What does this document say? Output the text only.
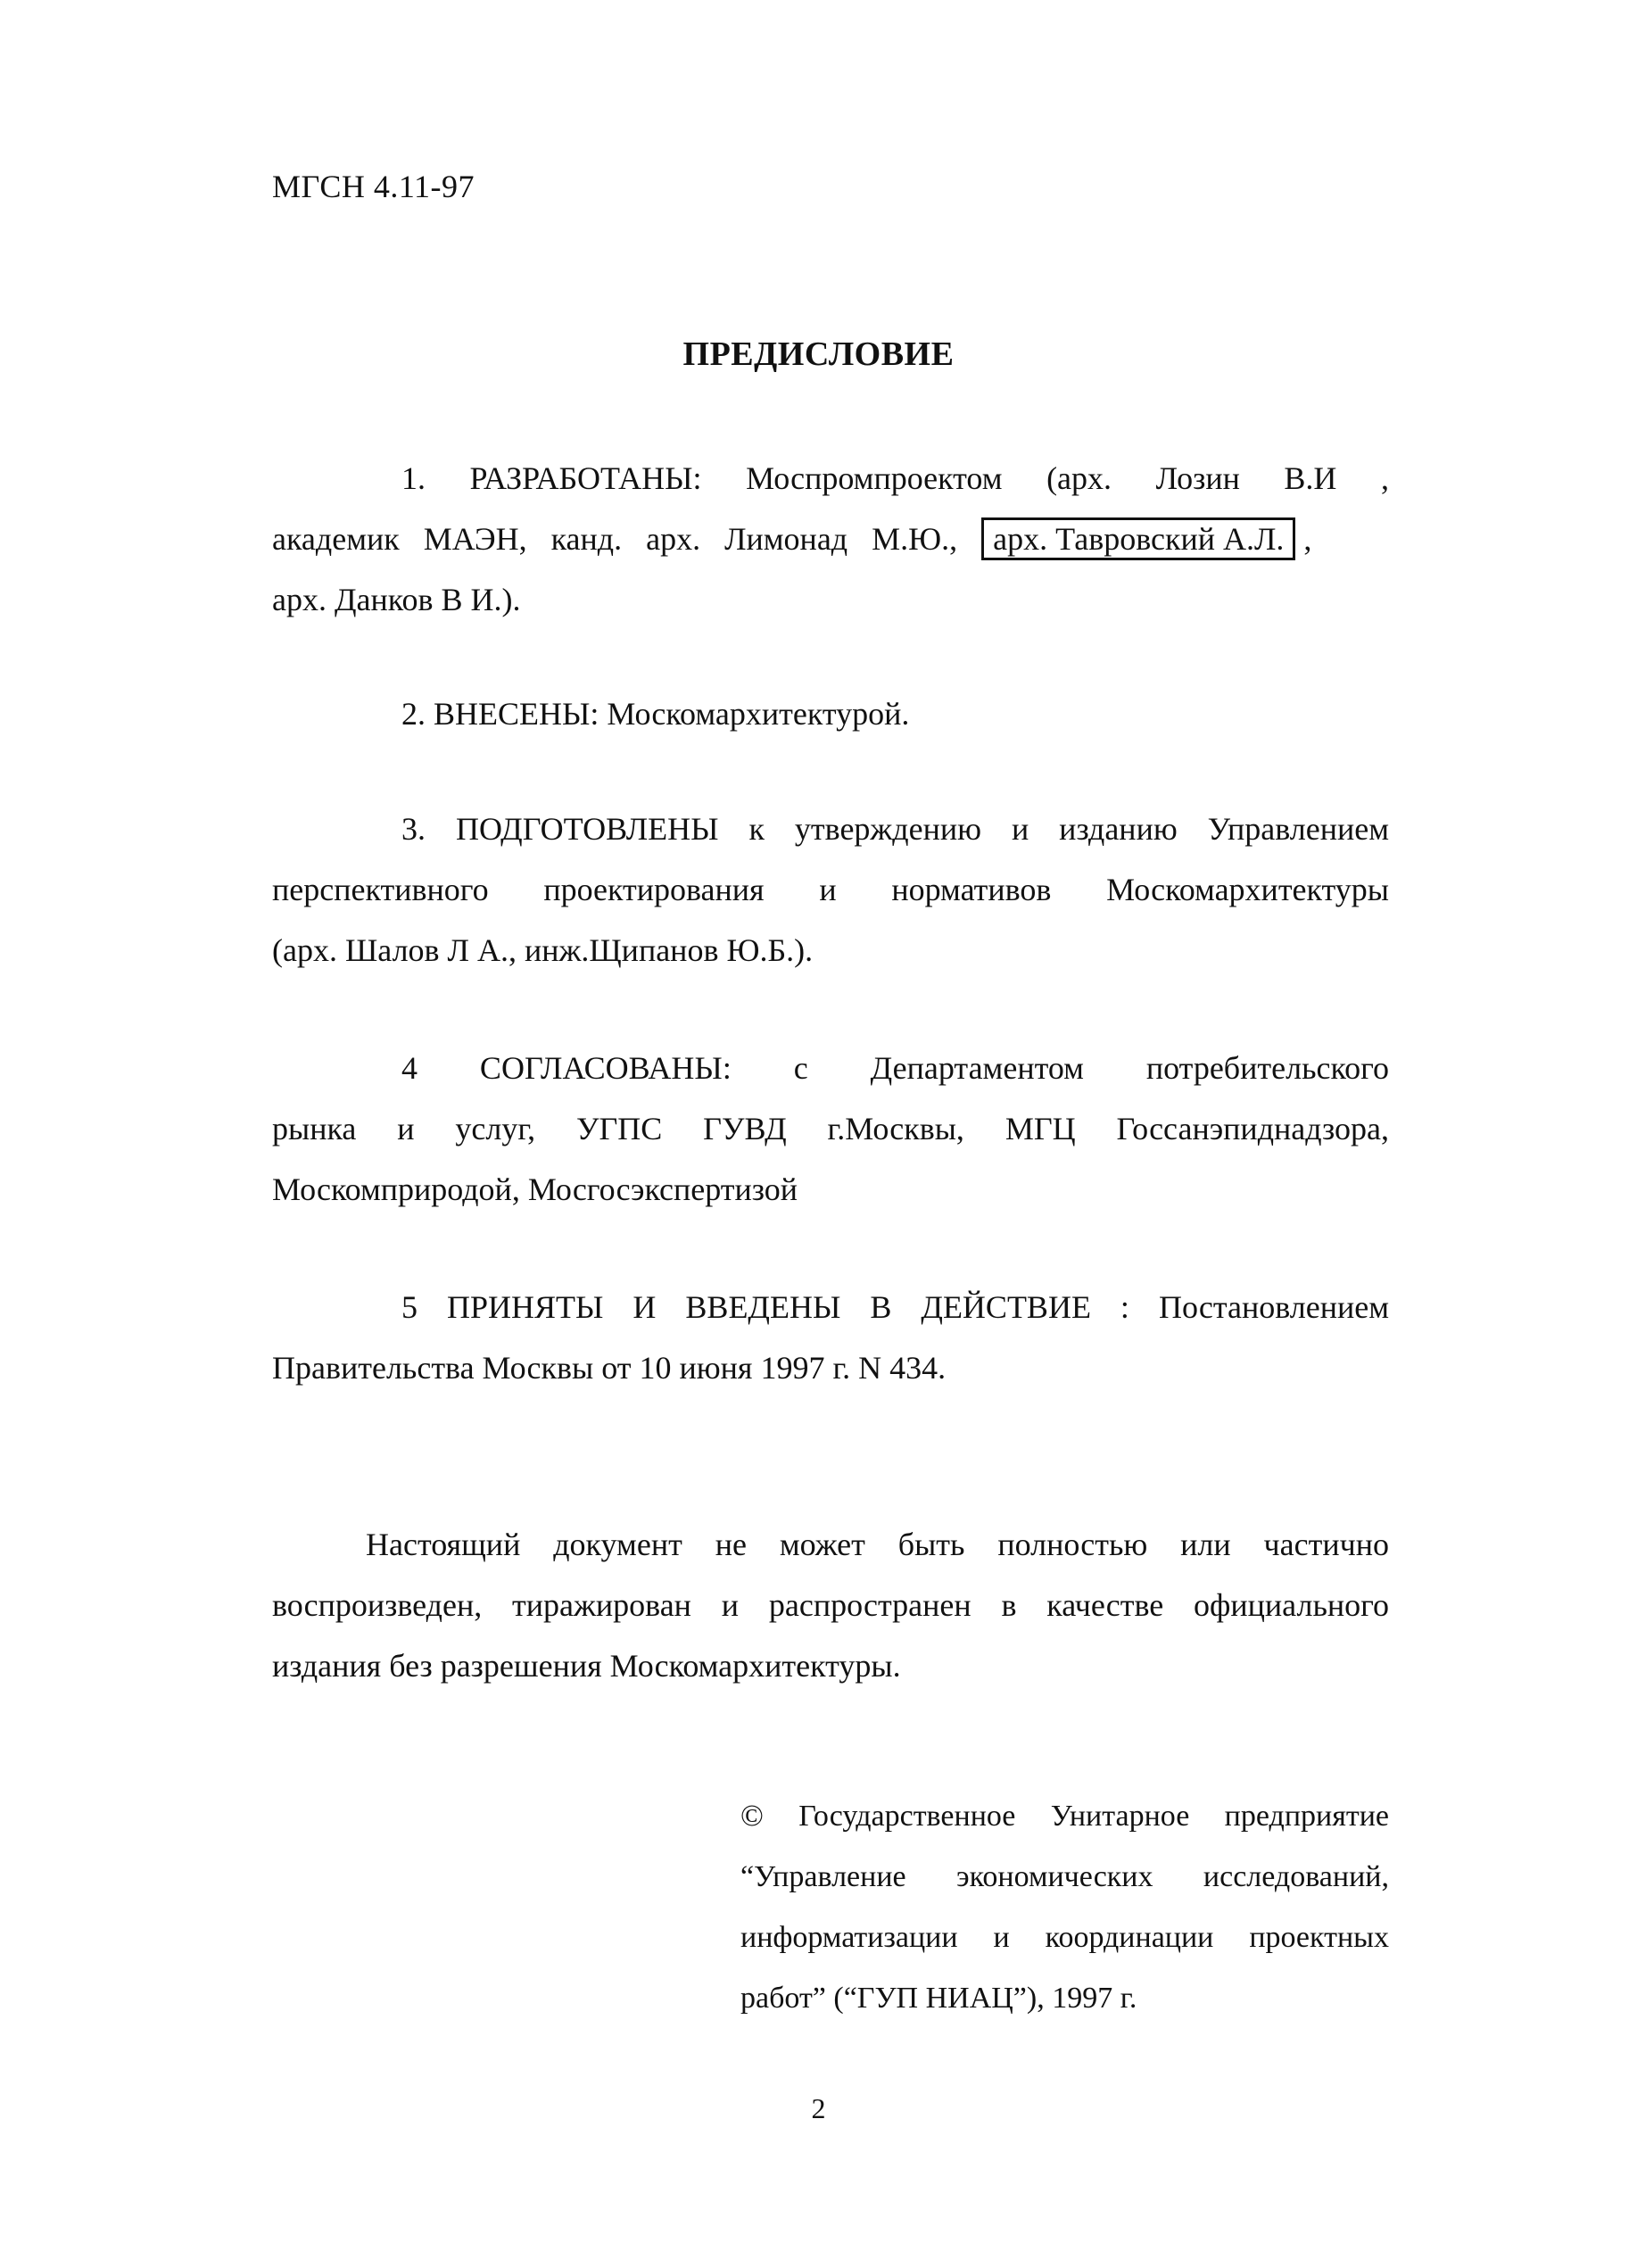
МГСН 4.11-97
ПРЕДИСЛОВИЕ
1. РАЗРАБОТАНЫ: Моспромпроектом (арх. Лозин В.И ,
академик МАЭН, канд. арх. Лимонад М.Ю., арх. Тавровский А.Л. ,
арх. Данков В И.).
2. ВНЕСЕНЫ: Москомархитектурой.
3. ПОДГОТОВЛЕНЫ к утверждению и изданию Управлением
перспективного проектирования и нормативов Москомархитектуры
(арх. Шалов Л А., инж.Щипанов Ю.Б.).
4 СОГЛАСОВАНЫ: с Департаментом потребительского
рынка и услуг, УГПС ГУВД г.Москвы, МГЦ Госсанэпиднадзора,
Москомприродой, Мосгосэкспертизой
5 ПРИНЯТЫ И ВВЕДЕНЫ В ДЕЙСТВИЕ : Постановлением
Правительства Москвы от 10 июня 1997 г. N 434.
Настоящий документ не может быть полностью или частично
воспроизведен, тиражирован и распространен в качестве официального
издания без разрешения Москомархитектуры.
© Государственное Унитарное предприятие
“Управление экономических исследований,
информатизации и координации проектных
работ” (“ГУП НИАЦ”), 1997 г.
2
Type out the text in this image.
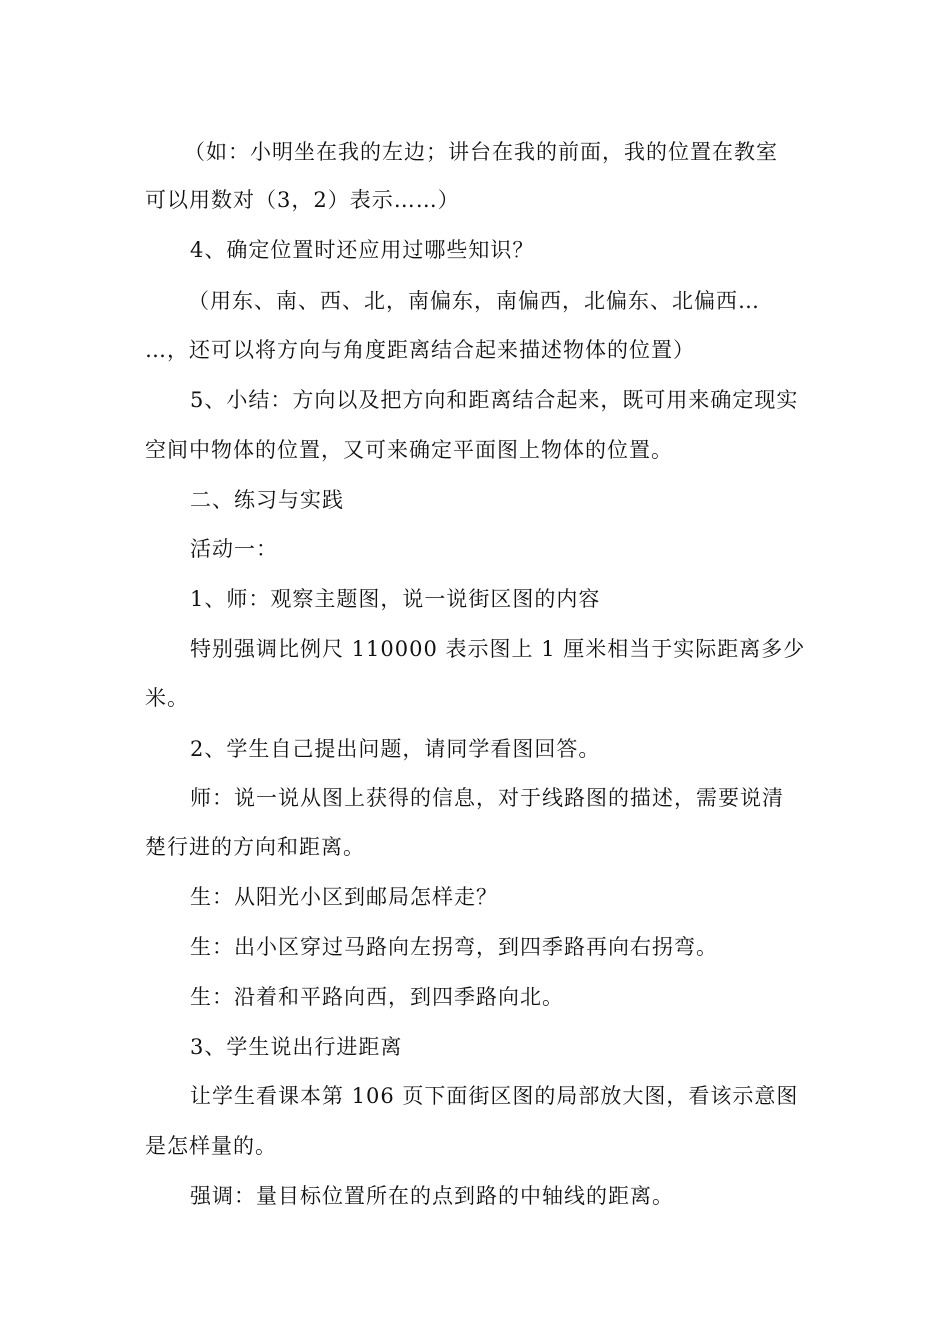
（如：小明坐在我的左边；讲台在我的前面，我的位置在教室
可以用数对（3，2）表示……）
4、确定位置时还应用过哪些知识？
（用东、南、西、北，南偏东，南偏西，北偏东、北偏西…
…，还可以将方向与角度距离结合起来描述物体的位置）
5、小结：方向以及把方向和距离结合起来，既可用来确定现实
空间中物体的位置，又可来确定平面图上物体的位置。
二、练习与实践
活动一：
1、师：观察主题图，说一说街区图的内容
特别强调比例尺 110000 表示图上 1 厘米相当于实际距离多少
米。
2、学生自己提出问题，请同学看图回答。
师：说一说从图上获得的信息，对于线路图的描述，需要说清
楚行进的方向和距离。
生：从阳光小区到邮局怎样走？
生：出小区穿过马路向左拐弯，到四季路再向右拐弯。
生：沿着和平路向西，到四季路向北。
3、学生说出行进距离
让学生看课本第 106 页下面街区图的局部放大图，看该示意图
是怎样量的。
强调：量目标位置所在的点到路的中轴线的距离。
::::::::
### WHAT NEEDS TO BE DONE
Tally up the lines with the word "Москвы" in them, and answer with that number by itself.

### ANSWER IN FULL
2